▶ [DO THIS]:
The records below must be transcribed exactly. Do not include the pictures.

**** INPUT ROWS

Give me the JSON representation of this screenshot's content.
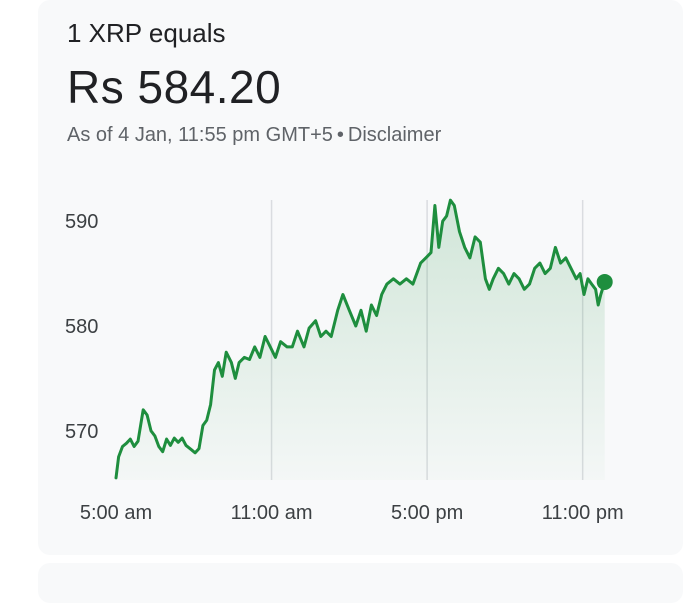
{
  "header": {
    "unit_label": "1 XRP equals",
    "price": "Rs 584.20",
    "as_of": "As of 4 Jan, 11:55 pm GMT+5",
    "separator": "•",
    "disclaimer": "Disclaimer"
  },
  "colors": {
    "line": "#1e8e3e",
    "gridline": "#dadce0",
    "card_bg": "#f8f9fa"
  },
  "chart_data": {
    "type": "line",
    "title": "",
    "xlabel": "",
    "ylabel": "",
    "y_ticks": [
      "590",
      "580",
      "570"
    ],
    "y_tick_values": [
      590,
      580,
      570
    ],
    "x_ticks": [
      "5:00 am",
      "11:00 am",
      "5:00 pm",
      "11:00 pm"
    ],
    "x_tick_hours": [
      5,
      11,
      17,
      23
    ],
    "ylim": [
      565.3,
      592.5
    ],
    "xlim_hours": [
      5.0,
      23.9
    ],
    "grid": "vertical",
    "series": [
      {
        "values": [
          [
            5.0,
            565.5
          ],
          [
            5.1,
            567.5
          ],
          [
            5.25,
            568.5
          ],
          [
            5.4,
            568.8
          ],
          [
            5.55,
            569.2
          ],
          [
            5.7,
            568.5
          ],
          [
            5.85,
            569.0
          ],
          [
            5.95,
            570.5
          ],
          [
            6.05,
            572.0
          ],
          [
            6.2,
            571.5
          ],
          [
            6.35,
            570.0
          ],
          [
            6.5,
            569.5
          ],
          [
            6.65,
            568.5
          ],
          [
            6.8,
            568.0
          ],
          [
            6.95,
            569.2
          ],
          [
            7.1,
            568.6
          ],
          [
            7.25,
            569.3
          ],
          [
            7.4,
            568.9
          ],
          [
            7.55,
            569.3
          ],
          [
            7.7,
            568.6
          ],
          [
            7.9,
            568.2
          ],
          [
            8.05,
            567.9
          ],
          [
            8.2,
            568.3
          ],
          [
            8.35,
            570.5
          ],
          [
            8.5,
            571.0
          ],
          [
            8.65,
            572.5
          ],
          [
            8.8,
            575.8
          ],
          [
            8.95,
            576.5
          ],
          [
            9.1,
            575.2
          ],
          [
            9.25,
            577.5
          ],
          [
            9.45,
            576.5
          ],
          [
            9.6,
            575.0
          ],
          [
            9.75,
            576.5
          ],
          [
            9.95,
            577.0
          ],
          [
            10.15,
            576.8
          ],
          [
            10.35,
            578.0
          ],
          [
            10.55,
            577.0
          ],
          [
            10.75,
            579.0
          ],
          [
            10.95,
            578.0
          ],
          [
            11.15,
            577.0
          ],
          [
            11.35,
            578.5
          ],
          [
            11.6,
            578.0
          ],
          [
            11.8,
            578.0
          ],
          [
            12.0,
            579.5
          ],
          [
            12.25,
            578.0
          ],
          [
            12.45,
            579.8
          ],
          [
            12.7,
            580.5
          ],
          [
            12.9,
            579.0
          ],
          [
            13.1,
            579.5
          ],
          [
            13.3,
            579.0
          ],
          [
            13.55,
            581.5
          ],
          [
            13.75,
            583.0
          ],
          [
            14.0,
            581.5
          ],
          [
            14.25,
            580.0
          ],
          [
            14.45,
            581.5
          ],
          [
            14.65,
            579.5
          ],
          [
            14.85,
            582.0
          ],
          [
            15.05,
            581.0
          ],
          [
            15.25,
            583.0
          ],
          [
            15.45,
            584.0
          ],
          [
            15.7,
            584.5
          ],
          [
            15.95,
            584.0
          ],
          [
            16.2,
            584.5
          ],
          [
            16.45,
            584.0
          ],
          [
            16.75,
            586.0
          ],
          [
            16.95,
            586.5
          ],
          [
            17.15,
            587.0
          ],
          [
            17.3,
            591.5
          ],
          [
            17.45,
            587.5
          ],
          [
            17.6,
            590.0
          ],
          [
            17.75,
            590.5
          ],
          [
            17.9,
            592.0
          ],
          [
            18.05,
            591.5
          ],
          [
            18.25,
            589.0
          ],
          [
            18.45,
            587.5
          ],
          [
            18.65,
            586.5
          ],
          [
            18.85,
            588.5
          ],
          [
            19.05,
            588.0
          ],
          [
            19.25,
            584.5
          ],
          [
            19.4,
            583.5
          ],
          [
            19.55,
            584.5
          ],
          [
            19.75,
            585.5
          ],
          [
            19.95,
            585.0
          ],
          [
            20.15,
            584.0
          ],
          [
            20.35,
            585.0
          ],
          [
            20.55,
            584.5
          ],
          [
            20.75,
            583.5
          ],
          [
            20.95,
            584.0
          ],
          [
            21.15,
            585.5
          ],
          [
            21.35,
            586.0
          ],
          [
            21.55,
            585.0
          ],
          [
            21.75,
            585.5
          ],
          [
            21.95,
            587.5
          ],
          [
            22.15,
            586.0
          ],
          [
            22.35,
            586.5
          ],
          [
            22.55,
            585.5
          ],
          [
            22.75,
            584.5
          ],
          [
            22.9,
            585.0
          ],
          [
            23.05,
            583.0
          ],
          [
            23.2,
            584.5
          ],
          [
            23.35,
            584.0
          ],
          [
            23.5,
            583.5
          ],
          [
            23.6,
            582.0
          ],
          [
            23.7,
            583.0
          ],
          [
            23.85,
            584.2
          ]
        ]
      }
    ]
  }
}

********

▶ [OUTPUT]:
Give me the JSON representation of this screenshot's content.
{
  "header": {
    "unit_label": "1 XRP equals",
    "price": "Rs 584.20",
    "as_of": "As of 4 Jan, 11:55 pm GMT+5",
    "separator": "•",
    "disclaimer": "Disclaimer"
  },
  "colors": {
    "line": "#1e8e3e",
    "gridline": "#dadce0",
    "card_bg": "#f8f9fa"
  },
  "chart_data": {
    "type": "line",
    "title": "",
    "xlabel": "",
    "ylabel": "",
    "y_ticks": [
      "590",
      "580",
      "570"
    ],
    "y_tick_values": [
      590,
      580,
      570
    ],
    "x_ticks": [
      "5:00 am",
      "11:00 am",
      "5:00 pm",
      "11:00 pm"
    ],
    "x_tick_hours": [
      5,
      11,
      17,
      23
    ],
    "ylim": [
      565.3,
      592.5
    ],
    "xlim_hours": [
      5.0,
      23.9
    ],
    "grid": "vertical",
    "series": [
      {
        "values": [
          [
            5.0,
            565.5
          ],
          [
            5.1,
            567.5
          ],
          [
            5.25,
            568.5
          ],
          [
            5.4,
            568.8
          ],
          [
            5.55,
            569.2
          ],
          [
            5.7,
            568.5
          ],
          [
            5.85,
            569.0
          ],
          [
            5.95,
            570.5
          ],
          [
            6.05,
            572.0
          ],
          [
            6.2,
            571.5
          ],
          [
            6.35,
            570.0
          ],
          [
            6.5,
            569.5
          ],
          [
            6.65,
            568.5
          ],
          [
            6.8,
            568.0
          ],
          [
            6.95,
            569.2
          ],
          [
            7.1,
            568.6
          ],
          [
            7.25,
            569.3
          ],
          [
            7.4,
            568.9
          ],
          [
            7.55,
            569.3
          ],
          [
            7.7,
            568.6
          ],
          [
            7.9,
            568.2
          ],
          [
            8.05,
            567.9
          ],
          [
            8.2,
            568.3
          ],
          [
            8.35,
            570.5
          ],
          [
            8.5,
            571.0
          ],
          [
            8.65,
            572.5
          ],
          [
            8.8,
            575.8
          ],
          [
            8.95,
            576.5
          ],
          [
            9.1,
            575.2
          ],
          [
            9.25,
            577.5
          ],
          [
            9.45,
            576.5
          ],
          [
            9.6,
            575.0
          ],
          [
            9.75,
            576.5
          ],
          [
            9.95,
            577.0
          ],
          [
            10.15,
            576.8
          ],
          [
            10.35,
            578.0
          ],
          [
            10.55,
            577.0
          ],
          [
            10.75,
            579.0
          ],
          [
            10.95,
            578.0
          ],
          [
            11.15,
            577.0
          ],
          [
            11.35,
            578.5
          ],
          [
            11.6,
            578.0
          ],
          [
            11.8,
            578.0
          ],
          [
            12.0,
            579.5
          ],
          [
            12.25,
            578.0
          ],
          [
            12.45,
            579.8
          ],
          [
            12.7,
            580.5
          ],
          [
            12.9,
            579.0
          ],
          [
            13.1,
            579.5
          ],
          [
            13.3,
            579.0
          ],
          [
            13.55,
            581.5
          ],
          [
            13.75,
            583.0
          ],
          [
            14.0,
            581.5
          ],
          [
            14.25,
            580.0
          ],
          [
            14.45,
            581.5
          ],
          [
            14.65,
            579.5
          ],
          [
            14.85,
            582.0
          ],
          [
            15.05,
            581.0
          ],
          [
            15.25,
            583.0
          ],
          [
            15.45,
            584.0
          ],
          [
            15.7,
            584.5
          ],
          [
            15.95,
            584.0
          ],
          [
            16.2,
            584.5
          ],
          [
            16.45,
            584.0
          ],
          [
            16.75,
            586.0
          ],
          [
            16.95,
            586.5
          ],
          [
            17.15,
            587.0
          ],
          [
            17.3,
            591.5
          ],
          [
            17.45,
            587.5
          ],
          [
            17.6,
            590.0
          ],
          [
            17.75,
            590.5
          ],
          [
            17.9,
            592.0
          ],
          [
            18.05,
            591.5
          ],
          [
            18.25,
            589.0
          ],
          [
            18.45,
            587.5
          ],
          [
            18.65,
            586.5
          ],
          [
            18.85,
            588.5
          ],
          [
            19.05,
            588.0
          ],
          [
            19.25,
            584.5
          ],
          [
            19.4,
            583.5
          ],
          [
            19.55,
            584.5
          ],
          [
            19.75,
            585.5
          ],
          [
            19.95,
            585.0
          ],
          [
            20.15,
            584.0
          ],
          [
            20.35,
            585.0
          ],
          [
            20.55,
            584.5
          ],
          [
            20.75,
            583.5
          ],
          [
            20.95,
            584.0
          ],
          [
            21.15,
            585.5
          ],
          [
            21.35,
            586.0
          ],
          [
            21.55,
            585.0
          ],
          [
            21.75,
            585.5
          ],
          [
            21.95,
            587.5
          ],
          [
            22.15,
            586.0
          ],
          [
            22.35,
            586.5
          ],
          [
            22.55,
            585.5
          ],
          [
            22.75,
            584.5
          ],
          [
            22.9,
            585.0
          ],
          [
            23.05,
            583.0
          ],
          [
            23.2,
            584.5
          ],
          [
            23.35,
            584.0
          ],
          [
            23.5,
            583.5
          ],
          [
            23.6,
            582.0
          ],
          [
            23.7,
            583.0
          ],
          [
            23.85,
            584.2
          ]
        ]
      }
    ]
  }
}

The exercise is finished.